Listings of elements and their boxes
* Begin *

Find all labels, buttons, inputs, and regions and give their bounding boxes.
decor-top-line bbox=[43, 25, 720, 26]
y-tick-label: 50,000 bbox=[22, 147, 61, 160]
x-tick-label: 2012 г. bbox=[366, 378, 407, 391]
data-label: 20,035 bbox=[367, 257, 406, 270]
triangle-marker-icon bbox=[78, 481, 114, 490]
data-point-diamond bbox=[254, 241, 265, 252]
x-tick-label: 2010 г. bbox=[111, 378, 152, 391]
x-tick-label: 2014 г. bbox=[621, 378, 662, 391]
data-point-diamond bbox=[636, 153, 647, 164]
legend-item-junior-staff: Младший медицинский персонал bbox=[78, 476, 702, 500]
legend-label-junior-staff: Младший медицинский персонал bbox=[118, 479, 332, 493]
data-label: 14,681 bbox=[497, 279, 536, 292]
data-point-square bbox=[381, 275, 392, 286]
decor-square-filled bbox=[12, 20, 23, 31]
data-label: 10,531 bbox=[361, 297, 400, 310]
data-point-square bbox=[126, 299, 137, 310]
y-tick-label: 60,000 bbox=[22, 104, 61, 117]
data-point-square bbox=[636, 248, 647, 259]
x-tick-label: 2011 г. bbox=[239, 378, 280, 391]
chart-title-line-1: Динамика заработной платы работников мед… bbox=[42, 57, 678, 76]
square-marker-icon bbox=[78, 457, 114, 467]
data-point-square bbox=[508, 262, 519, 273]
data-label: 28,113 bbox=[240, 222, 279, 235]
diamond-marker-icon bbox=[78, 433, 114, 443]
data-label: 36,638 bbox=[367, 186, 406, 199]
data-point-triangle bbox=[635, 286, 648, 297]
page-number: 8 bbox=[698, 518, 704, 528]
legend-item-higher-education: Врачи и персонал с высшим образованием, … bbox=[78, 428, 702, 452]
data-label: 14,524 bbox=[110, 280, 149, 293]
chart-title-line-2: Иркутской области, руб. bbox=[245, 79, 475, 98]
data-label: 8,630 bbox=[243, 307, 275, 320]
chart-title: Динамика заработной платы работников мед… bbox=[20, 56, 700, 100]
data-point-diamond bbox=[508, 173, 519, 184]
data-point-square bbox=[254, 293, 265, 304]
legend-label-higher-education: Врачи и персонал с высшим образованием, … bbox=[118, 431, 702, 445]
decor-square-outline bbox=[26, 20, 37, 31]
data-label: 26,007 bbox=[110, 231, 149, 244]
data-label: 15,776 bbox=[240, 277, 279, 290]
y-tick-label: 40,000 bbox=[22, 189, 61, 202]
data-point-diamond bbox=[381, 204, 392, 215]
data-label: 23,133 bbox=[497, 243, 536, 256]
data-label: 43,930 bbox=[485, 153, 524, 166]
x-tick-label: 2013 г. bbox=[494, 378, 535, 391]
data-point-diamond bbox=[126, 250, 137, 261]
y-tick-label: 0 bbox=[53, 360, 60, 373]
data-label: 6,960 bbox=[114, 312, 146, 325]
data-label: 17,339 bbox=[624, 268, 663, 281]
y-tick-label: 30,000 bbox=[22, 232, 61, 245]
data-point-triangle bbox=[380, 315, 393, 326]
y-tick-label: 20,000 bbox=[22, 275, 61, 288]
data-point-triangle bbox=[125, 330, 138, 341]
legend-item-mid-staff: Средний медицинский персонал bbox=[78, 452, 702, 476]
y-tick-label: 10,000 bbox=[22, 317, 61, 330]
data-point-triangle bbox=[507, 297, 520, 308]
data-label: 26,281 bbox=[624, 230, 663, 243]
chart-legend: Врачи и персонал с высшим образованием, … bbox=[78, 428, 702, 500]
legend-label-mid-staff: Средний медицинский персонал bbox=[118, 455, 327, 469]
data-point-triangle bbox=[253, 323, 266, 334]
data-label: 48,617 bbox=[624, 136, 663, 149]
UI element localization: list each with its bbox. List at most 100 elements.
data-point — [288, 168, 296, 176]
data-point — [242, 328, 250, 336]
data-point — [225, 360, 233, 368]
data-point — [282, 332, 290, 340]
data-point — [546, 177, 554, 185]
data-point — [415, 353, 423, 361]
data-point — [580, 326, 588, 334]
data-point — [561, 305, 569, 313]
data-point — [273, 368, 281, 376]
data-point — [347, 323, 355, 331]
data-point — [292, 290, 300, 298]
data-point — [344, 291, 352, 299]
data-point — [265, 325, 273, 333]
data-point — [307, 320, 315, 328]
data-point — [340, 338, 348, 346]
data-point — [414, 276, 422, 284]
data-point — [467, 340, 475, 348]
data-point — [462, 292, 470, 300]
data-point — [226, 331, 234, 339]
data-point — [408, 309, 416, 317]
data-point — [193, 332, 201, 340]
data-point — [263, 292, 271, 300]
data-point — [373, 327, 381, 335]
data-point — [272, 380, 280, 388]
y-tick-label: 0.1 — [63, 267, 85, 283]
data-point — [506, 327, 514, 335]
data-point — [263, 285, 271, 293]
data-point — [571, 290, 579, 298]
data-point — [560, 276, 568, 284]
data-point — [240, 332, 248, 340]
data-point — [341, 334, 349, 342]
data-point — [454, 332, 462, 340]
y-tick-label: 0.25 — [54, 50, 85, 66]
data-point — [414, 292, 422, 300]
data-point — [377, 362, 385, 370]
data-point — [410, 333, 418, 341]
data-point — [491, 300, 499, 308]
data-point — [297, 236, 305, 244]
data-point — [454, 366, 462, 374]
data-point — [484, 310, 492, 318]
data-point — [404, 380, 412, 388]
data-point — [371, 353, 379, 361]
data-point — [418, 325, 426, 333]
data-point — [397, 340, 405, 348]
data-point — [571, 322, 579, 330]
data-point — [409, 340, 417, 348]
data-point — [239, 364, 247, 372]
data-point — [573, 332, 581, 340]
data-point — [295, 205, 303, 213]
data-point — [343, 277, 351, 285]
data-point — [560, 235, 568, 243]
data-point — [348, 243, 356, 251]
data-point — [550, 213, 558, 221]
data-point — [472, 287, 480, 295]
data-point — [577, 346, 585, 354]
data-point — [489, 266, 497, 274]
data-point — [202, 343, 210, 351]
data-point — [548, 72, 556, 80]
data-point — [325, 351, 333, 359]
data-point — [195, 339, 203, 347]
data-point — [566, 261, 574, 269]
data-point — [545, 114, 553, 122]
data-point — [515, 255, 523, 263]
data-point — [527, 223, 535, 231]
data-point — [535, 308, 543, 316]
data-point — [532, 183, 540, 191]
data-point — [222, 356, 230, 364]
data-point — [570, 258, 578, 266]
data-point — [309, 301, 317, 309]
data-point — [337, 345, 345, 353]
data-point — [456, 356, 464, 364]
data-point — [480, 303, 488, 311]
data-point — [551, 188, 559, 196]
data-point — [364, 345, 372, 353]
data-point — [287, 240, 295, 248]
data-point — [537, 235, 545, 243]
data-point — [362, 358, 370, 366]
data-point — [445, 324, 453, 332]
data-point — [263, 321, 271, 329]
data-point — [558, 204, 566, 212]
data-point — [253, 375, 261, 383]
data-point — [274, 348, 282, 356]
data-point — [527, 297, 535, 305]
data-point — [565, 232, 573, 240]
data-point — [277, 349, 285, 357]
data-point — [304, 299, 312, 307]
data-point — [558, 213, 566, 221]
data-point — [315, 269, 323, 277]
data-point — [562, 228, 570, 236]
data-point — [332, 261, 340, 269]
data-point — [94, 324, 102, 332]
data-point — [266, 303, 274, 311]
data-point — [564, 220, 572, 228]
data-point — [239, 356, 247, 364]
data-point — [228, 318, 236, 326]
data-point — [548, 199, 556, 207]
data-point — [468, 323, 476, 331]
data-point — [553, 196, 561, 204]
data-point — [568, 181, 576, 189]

* End *

_Aim of the task_
Please format every line of the data above as a JSON list of strings, one string per line, with blank lines left out.

_Full output_
[
  "Find all labels, buttons, inputs, and regions and give their bounding boxes.",
  "decor-top-line bbox=[43, 25, 720, 26]",
  "y-tick-label: 50,000 bbox=[22, 147, 61, 160]",
  "x-tick-label: 2012 г. bbox=[366, 378, 407, 391]",
  "data-label: 20,035 bbox=[367, 257, 406, 270]",
  "triangle-marker-icon bbox=[78, 481, 114, 490]",
  "data-point-diamond bbox=[254, 241, 265, 252]",
  "x-tick-label: 2010 г. bbox=[111, 378, 152, 391]",
  "x-tick-label: 2014 г. bbox=[621, 378, 662, 391]",
  "data-point-diamond bbox=[636, 153, 647, 164]",
  "legend-item-junior-staff: Младший медицинский персонал bbox=[78, 476, 702, 500]",
  "legend-label-junior-staff: Младший медицинский персонал bbox=[118, 479, 332, 493]",
  "data-label: 14,681 bbox=[497, 279, 536, 292]",
  "data-point-square bbox=[381, 275, 392, 286]",
  "decor-square-filled bbox=[12, 20, 23, 31]",
  "data-label: 10,531 bbox=[361, 297, 400, 310]",
  "data-point-square bbox=[126, 299, 137, 310]",
  "y-tick-label: 60,000 bbox=[22, 104, 61, 117]",
  "data-point-square bbox=[636, 248, 647, 259]",
  "x-tick-label: 2011 г. bbox=[239, 378, 280, 391]",
  "chart-title-line-1: Динамика заработной платы работников мед… bbox=[42, 57, 678, 76]",
  "square-marker-icon bbox=[78, 457, 114, 467]",
  "data-point-square bbox=[508, 262, 519, 273]",
  "data-label: 28,113 bbox=[240, 222, 279, 235]",
  "diamond-marker-icon bbox=[78, 433, 114, 443]",
  "data-label: 36,638 bbox=[367, 186, 406, 199]",
  "data-point-triangle bbox=[635, 286, 648, 297]",
  "page-number: 8 bbox=[698, 518, 704, 528]",
  "legend-item-higher-education: Врачи и персонал с высшим образованием, … bbox=[78, 428, 702, 452]",
  "data-label: 14,524 bbox=[110, 280, 149, 293]",
  "chart-title-line-2: Иркутской области, руб. bbox=[245, 79, 475, 98]",
  "data-label: 8,630 bbox=[243, 307, 275, 320]",
  "chart-title: Динамика заработной платы работников мед… bbox=[20, 56, 700, 100]",
  "data-point-diamond bbox=[508, 173, 519, 184]",
  "data-point-square bbox=[254, 293, 265, 304]",
  "legend-label-higher-education: Врачи и персонал с высшим образованием, … bbox=[118, 431, 702, 445]",
  "decor-square-outline bbox=[26, 20, 37, 31]",
  "data-label: 26,007 bbox=[110, 231, 149, 244]",
  "data-label: 15,776 bbox=[240, 277, 279, 290]",
  "y-tick-label: 40,000 bbox=[22, 189, 61, 202]",
  "data-point-diamond bbox=[381, 204, 392, 215]",
  "data-label: 23,133 bbox=[497, 243, 536, 256]",
  "data-label: 43,930 bbox=[485, 153, 524, 166]",
  "x-tick-label: 2013 г. bbox=[494, 378, 535, 391]",
  "data-point-diamond bbox=[126, 250, 137, 261]",
  "y-tick-label: 0 bbox=[53, 360, 60, 373]",
  "data-label: 6,960 bbox=[114, 312, 146, 325]",
  "data-label: 17,339 bbox=[624, 268, 663, 281]",
  "y-tick-label: 30,000 bbox=[22, 232, 61, 245]",
  "data-point-triangle bbox=[380, 315, 393, 326]",
  "y-tick-label: 20,000 bbox=[22, 275, 61, 288]",
  "data-point-triangle bbox=[125, 330, 138, 341]",
  "legend-item-mid-staff: Средний медицинский персонал bbox=[78, 452, 702, 476]",
  "y-tick-label: 10,000 bbox=[22, 317, 61, 330]",
  "data-point-triangle bbox=[507, 297, 520, 308]",
  "data-label: 26,281 bbox=[624, 230, 663, 243]",
  "chart-legend: Врачи и персонал с высшим образованием, … bbox=[78, 428, 702, 500]",
  "legend-label-mid-staff: Средний медицинский персонал bbox=[118, 455, 327, 469]",
  "data-point-triangle bbox=[253, 323, 266, 334]",
  "data-label: 48,617 bbox=[624, 136, 663, 149]",
  "UI element localization: list each with its bbox. List at most 100 elements.",
  "data-point — [288, 168, 296, 176]",
  "data-point — [242, 328, 250, 336]",
  "data-point — [225, 360, 233, 368]",
  "data-point — [282, 332, 290, 340]",
  "data-point — [546, 177, 554, 185]",
  "data-point — [415, 353, 423, 361]",
  "data-point — [580, 326, 588, 334]",
  "data-point — [561, 305, 569, 313]",
  "data-point — [273, 368, 281, 376]",
  "data-point — [347, 323, 355, 331]",
  "data-point — [292, 290, 300, 298]",
  "data-point — [344, 291, 352, 299]",
  "data-point — [265, 325, 273, 333]",
  "data-point — [307, 320, 315, 328]",
  "data-point — [340, 338, 348, 346]",
  "data-point — [414, 276, 422, 284]",
  "data-point — [467, 340, 475, 348]",
  "data-point — [462, 292, 470, 300]",
  "data-point — [226, 331, 234, 339]",
  "data-point — [408, 309, 416, 317]",
  "data-point — [193, 332, 201, 340]",
  "data-point — [263, 292, 271, 300]",
  "data-point — [373, 327, 381, 335]",
  "data-point — [272, 380, 280, 388]",
  "y-tick-label: 0.1 — [63, 267, 85, 283]",
  "data-point — [506, 327, 514, 335]",
  "data-point — [263, 285, 271, 293]",
  "data-point — [571, 290, 579, 298]",
  "data-point — [560, 276, 568, 284]",
  "data-point — [240, 332, 248, 340]",
  "data-point — [341, 334, 349, 342]",
  "data-point — [454, 332, 462, 340]",
  "y-tick-label: 0.25 — [54, 50, 85, 66]",
  "data-point — [414, 292, 422, 300]",
  "data-point — [377, 362, 385, 370]",
  "data-point — [410, 333, 418, 341]",
  "data-point — [491, 300, 499, 308]",
  "data-point — [297, 236, 305, 244]",
  "data-point — [454, 366, 462, 374]",
  "data-point — [484, 310, 492, 318]",
  "data-point — [404, 380, 412, 388]",
  "data-point — [371, 353, 379, 361]",
  "data-point — [418, 325, 426, 333]",
  "data-point — [397, 340, 405, 348]",
  "data-point — [571, 322, 579, 330]",
  "data-point — [409, 340, 417, 348]",
  "data-point — [239, 364, 247, 372]",
  "data-point — [573, 332, 581, 340]",
  "data-point — [295, 205, 303, 213]",
  "data-point — [343, 277, 351, 285]",
  "data-point — [560, 235, 568, 243]",
  "data-point — [348, 243, 356, 251]",
  "data-point — [550, 213, 558, 221]",
  "data-point — [472, 287, 480, 295]",
  "data-point — [577, 346, 585, 354]",
  "data-point — [489, 266, 497, 274]",
  "data-point — [202, 343, 210, 351]",
  "data-point — [548, 72, 556, 80]",
  "data-point — [325, 351, 333, 359]",
  "data-point — [195, 339, 203, 347]",
  "data-point — [566, 261, 574, 269]",
  "data-point — [545, 114, 553, 122]",
  "data-point — [515, 255, 523, 263]",
  "data-point — [527, 223, 535, 231]",
  "data-point — [535, 308, 543, 316]",
  "data-point — [532, 183, 540, 191]",
  "data-point — [222, 356, 230, 364]",
  "data-point — [570, 258, 578, 266]",
  "data-point — [309, 301, 317, 309]",
  "data-point — [337, 345, 345, 353]",
  "data-point — [456, 356, 464, 364]",
  "data-point — [480, 303, 488, 311]",
  "data-point — [551, 188, 559, 196]",
  "data-point — [364, 345, 372, 353]",
  "data-point — [287, 240, 295, 248]",
  "data-point — [537, 235, 545, 243]",
  "data-point — [362, 358, 370, 366]",
  "data-point — [445, 324, 453, 332]",
  "data-point — [263, 321, 271, 329]",
  "data-point — [558, 204, 566, 212]",
  "data-point — [253, 375, 261, 383]",
  "data-point — [274, 348, 282, 356]",
  "data-point — [527, 297, 535, 305]",
  "data-point — [565, 232, 573, 240]",
  "data-point — [277, 349, 285, 357]",
  "data-point — [304, 299, 312, 307]",
  "data-point — [558, 213, 566, 221]",
  "data-point — [315, 269, 323, 277]",
  "data-point — [562, 228, 570, 236]",
  "data-point — [332, 261, 340, 269]",
  "data-point — [94, 324, 102, 332]",
  "data-point — [266, 303, 274, 311]",
  "data-point — [564, 220, 572, 228]",
  "data-point — [239, 356, 247, 364]",
  "data-point — [228, 318, 236, 326]",
  "data-point — [548, 199, 556, 207]",
  "data-point — [468, 323, 476, 331]",
  "data-point — [553, 196, 561, 204]",
  "data-point — [568, 181, 576, 189]"
]